*WHAT THIS TASK INVOLVES*. Below are records; count the lines in them that hold "name" and give only the count.

Records from a data collection

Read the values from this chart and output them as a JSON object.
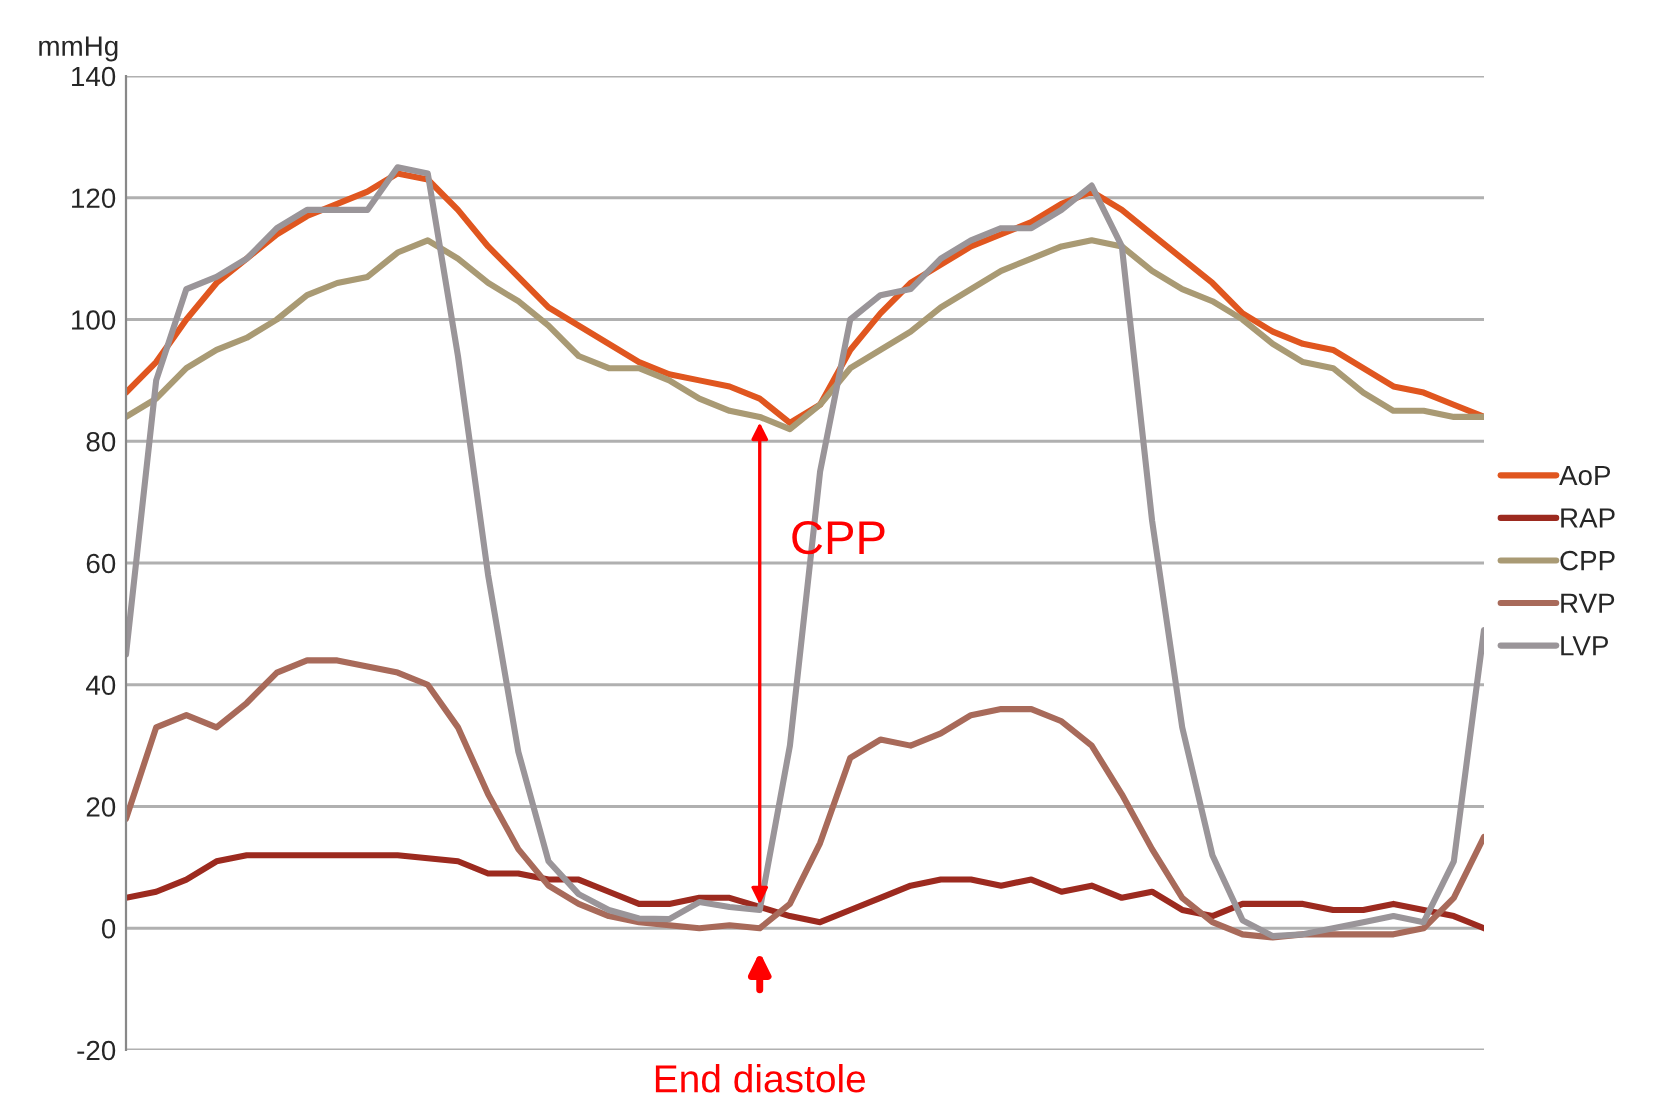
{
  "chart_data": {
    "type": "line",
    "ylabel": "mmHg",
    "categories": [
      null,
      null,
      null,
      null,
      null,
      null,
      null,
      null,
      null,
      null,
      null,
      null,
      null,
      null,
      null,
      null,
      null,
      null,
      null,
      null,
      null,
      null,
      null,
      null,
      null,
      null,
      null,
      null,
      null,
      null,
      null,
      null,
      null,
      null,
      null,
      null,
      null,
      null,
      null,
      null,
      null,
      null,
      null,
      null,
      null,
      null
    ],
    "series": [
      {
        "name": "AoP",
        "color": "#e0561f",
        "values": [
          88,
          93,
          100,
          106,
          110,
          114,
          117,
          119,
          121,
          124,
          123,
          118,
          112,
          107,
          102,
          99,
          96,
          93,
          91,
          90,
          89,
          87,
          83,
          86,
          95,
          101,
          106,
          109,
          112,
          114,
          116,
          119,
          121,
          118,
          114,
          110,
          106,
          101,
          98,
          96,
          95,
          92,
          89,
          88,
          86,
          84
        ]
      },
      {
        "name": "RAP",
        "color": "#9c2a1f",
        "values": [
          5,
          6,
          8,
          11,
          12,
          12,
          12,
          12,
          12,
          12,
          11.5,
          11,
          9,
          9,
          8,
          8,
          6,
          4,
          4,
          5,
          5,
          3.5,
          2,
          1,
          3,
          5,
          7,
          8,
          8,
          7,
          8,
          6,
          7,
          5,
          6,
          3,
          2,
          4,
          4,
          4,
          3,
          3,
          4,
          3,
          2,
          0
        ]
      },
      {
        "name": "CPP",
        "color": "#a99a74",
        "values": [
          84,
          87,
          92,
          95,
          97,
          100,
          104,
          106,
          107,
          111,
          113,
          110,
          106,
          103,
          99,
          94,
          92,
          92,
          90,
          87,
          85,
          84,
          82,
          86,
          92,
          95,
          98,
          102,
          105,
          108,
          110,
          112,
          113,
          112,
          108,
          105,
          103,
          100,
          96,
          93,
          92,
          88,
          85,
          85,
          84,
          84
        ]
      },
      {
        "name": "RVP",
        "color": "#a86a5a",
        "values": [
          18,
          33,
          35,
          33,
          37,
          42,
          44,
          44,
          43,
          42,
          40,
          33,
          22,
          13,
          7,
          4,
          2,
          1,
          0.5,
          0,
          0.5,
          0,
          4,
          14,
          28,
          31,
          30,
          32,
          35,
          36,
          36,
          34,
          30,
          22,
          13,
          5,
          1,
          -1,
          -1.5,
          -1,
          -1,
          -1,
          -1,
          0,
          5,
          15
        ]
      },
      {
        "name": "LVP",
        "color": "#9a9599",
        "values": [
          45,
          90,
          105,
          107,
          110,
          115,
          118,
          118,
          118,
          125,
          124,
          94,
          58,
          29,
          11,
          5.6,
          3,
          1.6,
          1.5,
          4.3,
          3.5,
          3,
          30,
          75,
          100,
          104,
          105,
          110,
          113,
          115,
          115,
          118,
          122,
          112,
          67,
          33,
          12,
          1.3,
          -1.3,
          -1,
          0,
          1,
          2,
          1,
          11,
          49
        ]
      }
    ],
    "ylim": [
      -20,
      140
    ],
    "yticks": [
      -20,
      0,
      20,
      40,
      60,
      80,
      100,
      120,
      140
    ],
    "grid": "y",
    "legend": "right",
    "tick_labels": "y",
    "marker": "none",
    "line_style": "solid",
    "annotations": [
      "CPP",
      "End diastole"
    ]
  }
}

*EXPECTED OUTPUT*. 5